## Task directions
Include in the output the line containing "Parse this screenshot: output" and each subsequent line of the records, through the end, transcribed exactly. Add nothing else.

## Dataset content

---

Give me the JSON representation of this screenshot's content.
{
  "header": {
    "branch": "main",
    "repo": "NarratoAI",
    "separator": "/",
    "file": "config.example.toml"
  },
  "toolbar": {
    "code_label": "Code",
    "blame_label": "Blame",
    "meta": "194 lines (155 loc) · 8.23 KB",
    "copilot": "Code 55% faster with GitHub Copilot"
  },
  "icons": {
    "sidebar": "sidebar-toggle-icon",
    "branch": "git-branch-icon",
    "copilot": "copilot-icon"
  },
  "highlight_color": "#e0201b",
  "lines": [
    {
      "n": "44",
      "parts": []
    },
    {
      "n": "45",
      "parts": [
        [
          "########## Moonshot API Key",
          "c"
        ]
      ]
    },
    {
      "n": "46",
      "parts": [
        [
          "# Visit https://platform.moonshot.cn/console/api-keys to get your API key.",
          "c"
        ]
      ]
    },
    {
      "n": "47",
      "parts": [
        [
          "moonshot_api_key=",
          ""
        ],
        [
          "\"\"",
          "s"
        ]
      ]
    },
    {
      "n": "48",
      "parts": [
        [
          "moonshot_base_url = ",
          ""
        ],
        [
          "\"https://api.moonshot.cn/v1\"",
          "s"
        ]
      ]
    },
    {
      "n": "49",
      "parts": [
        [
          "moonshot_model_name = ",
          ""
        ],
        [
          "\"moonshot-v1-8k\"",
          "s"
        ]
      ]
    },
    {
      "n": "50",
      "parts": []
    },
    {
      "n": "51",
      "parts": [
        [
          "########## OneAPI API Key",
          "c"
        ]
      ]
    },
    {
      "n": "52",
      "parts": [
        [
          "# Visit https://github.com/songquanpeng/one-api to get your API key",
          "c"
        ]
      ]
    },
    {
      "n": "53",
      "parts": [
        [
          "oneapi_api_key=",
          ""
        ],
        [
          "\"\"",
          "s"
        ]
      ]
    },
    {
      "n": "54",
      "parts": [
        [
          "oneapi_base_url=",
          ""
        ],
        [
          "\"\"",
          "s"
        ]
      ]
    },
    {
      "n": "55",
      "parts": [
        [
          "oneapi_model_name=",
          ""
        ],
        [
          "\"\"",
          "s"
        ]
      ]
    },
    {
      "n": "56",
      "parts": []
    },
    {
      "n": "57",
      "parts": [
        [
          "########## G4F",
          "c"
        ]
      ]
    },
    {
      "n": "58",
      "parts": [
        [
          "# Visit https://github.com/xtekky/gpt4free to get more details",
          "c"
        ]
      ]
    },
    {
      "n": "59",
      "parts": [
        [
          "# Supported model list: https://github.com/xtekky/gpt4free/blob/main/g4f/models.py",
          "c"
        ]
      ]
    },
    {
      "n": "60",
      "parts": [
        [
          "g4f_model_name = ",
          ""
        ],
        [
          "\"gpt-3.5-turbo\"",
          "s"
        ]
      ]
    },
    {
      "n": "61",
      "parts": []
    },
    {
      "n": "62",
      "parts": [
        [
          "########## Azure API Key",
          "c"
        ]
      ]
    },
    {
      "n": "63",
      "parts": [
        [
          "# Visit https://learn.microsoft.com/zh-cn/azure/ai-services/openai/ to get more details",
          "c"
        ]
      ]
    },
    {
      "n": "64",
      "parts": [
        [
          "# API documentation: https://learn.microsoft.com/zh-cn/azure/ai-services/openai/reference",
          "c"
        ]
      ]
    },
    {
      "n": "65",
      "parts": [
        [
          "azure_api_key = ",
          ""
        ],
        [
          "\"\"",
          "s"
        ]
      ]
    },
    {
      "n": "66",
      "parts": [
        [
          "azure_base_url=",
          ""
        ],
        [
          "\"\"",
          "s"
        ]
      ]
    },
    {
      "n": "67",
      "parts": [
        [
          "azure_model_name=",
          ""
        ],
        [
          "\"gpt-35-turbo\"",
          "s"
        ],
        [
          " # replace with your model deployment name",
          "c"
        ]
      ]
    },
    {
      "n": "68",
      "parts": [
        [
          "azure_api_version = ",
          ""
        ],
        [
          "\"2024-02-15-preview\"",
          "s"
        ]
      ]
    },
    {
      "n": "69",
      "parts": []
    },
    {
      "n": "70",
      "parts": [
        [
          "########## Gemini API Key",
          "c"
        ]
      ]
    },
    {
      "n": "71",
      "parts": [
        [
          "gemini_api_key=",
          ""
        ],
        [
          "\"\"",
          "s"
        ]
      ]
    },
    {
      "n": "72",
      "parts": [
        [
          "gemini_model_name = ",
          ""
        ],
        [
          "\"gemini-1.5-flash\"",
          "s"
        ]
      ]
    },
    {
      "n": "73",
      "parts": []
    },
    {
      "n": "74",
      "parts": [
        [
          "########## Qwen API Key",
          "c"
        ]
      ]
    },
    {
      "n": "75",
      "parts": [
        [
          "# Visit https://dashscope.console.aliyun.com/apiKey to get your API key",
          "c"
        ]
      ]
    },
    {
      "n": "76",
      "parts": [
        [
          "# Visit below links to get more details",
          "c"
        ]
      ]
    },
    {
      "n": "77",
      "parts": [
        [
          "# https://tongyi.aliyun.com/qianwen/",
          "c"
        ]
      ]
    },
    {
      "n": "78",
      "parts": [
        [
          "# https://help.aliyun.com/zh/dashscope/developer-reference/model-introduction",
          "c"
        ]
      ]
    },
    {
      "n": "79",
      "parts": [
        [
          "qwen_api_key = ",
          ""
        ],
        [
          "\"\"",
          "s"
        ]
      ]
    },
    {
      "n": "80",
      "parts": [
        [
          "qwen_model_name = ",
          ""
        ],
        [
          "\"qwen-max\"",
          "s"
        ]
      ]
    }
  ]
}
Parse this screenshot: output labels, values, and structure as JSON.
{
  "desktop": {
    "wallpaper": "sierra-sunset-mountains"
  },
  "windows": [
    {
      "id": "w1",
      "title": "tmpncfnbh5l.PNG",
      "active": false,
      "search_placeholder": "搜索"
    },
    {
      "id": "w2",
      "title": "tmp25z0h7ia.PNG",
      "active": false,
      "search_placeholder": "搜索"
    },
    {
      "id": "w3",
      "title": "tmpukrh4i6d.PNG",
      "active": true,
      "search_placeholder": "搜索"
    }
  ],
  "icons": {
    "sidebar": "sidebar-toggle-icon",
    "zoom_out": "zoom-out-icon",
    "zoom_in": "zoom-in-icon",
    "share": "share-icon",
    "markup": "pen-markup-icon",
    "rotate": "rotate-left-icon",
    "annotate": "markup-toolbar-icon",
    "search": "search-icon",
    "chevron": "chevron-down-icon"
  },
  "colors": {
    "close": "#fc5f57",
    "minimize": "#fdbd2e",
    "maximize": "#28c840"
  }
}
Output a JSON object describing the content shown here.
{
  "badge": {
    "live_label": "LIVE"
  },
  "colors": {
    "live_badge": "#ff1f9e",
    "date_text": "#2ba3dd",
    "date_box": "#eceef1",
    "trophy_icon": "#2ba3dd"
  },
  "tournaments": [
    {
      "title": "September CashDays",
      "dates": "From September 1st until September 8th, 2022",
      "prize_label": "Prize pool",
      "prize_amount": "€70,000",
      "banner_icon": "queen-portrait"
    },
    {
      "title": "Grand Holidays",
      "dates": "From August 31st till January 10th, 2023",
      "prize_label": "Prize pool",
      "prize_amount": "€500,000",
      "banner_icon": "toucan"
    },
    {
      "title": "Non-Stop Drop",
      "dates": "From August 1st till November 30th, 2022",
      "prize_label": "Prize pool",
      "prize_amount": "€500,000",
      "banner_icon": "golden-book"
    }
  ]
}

---

## Expected answer
Parse this screenshot: output labels, values, and structure as JSON.
{
  "desktop": {
    "wallpaper": "sierra-sunset-mountains"
  },
  "windows": [
    {
      "id": "w1",
      "title": "tmpncfnbh5l.PNG",
      "active": false,
      "search_placeholder": "搜索"
    },
    {
      "id": "w2",
      "title": "tmp25z0h7ia.PNG",
      "active": false,
      "search_placeholder": "搜索"
    },
    {
      "id": "w3",
      "title": "tmpukrh4i6d.PNG",
      "active": true,
      "search_placeholder": "搜索"
    }
  ],
  "icons": {
    "sidebar": "sidebar-toggle-icon",
    "zoom_out": "zoom-out-icon",
    "zoom_in": "zoom-in-icon",
    "share": "share-icon",
    "markup": "pen-markup-icon",
    "rotate": "rotate-left-icon",
    "annotate": "markup-toolbar-icon",
    "search": "search-icon",
    "chevron": "chevron-down-icon"
  },
  "colors": {
    "close": "#fc5f57",
    "minimize": "#fdbd2e",
    "maximize": "#28c840"
  }
}
Output a JSON object describing the content shown here.
{
  "badge": {
    "live_label": "LIVE"
  },
  "colors": {
    "live_badge": "#ff1f9e",
    "date_text": "#2ba3dd",
    "date_box": "#eceef1",
    "trophy_icon": "#2ba3dd"
  },
  "tournaments": [
    {
      "title": "September CashDays",
      "dates": "From September 1st until September 8th, 2022",
      "prize_label": "Prize pool",
      "prize_amount": "€70,000",
      "banner_icon": "queen-portrait"
    },
    {
      "title": "Grand Holidays",
      "dates": "From August 31st till January 10th, 2023",
      "prize_label": "Prize pool",
      "prize_amount": "€500,000",
      "banner_icon": "toucan"
    },
    {
      "title": "Non-Stop Drop",
      "dates": "From August 1st till November 30th, 2022",
      "prize_label": "Prize pool",
      "prize_amount": "€500,000",
      "banner_icon": "golden-book"
    }
  ]
}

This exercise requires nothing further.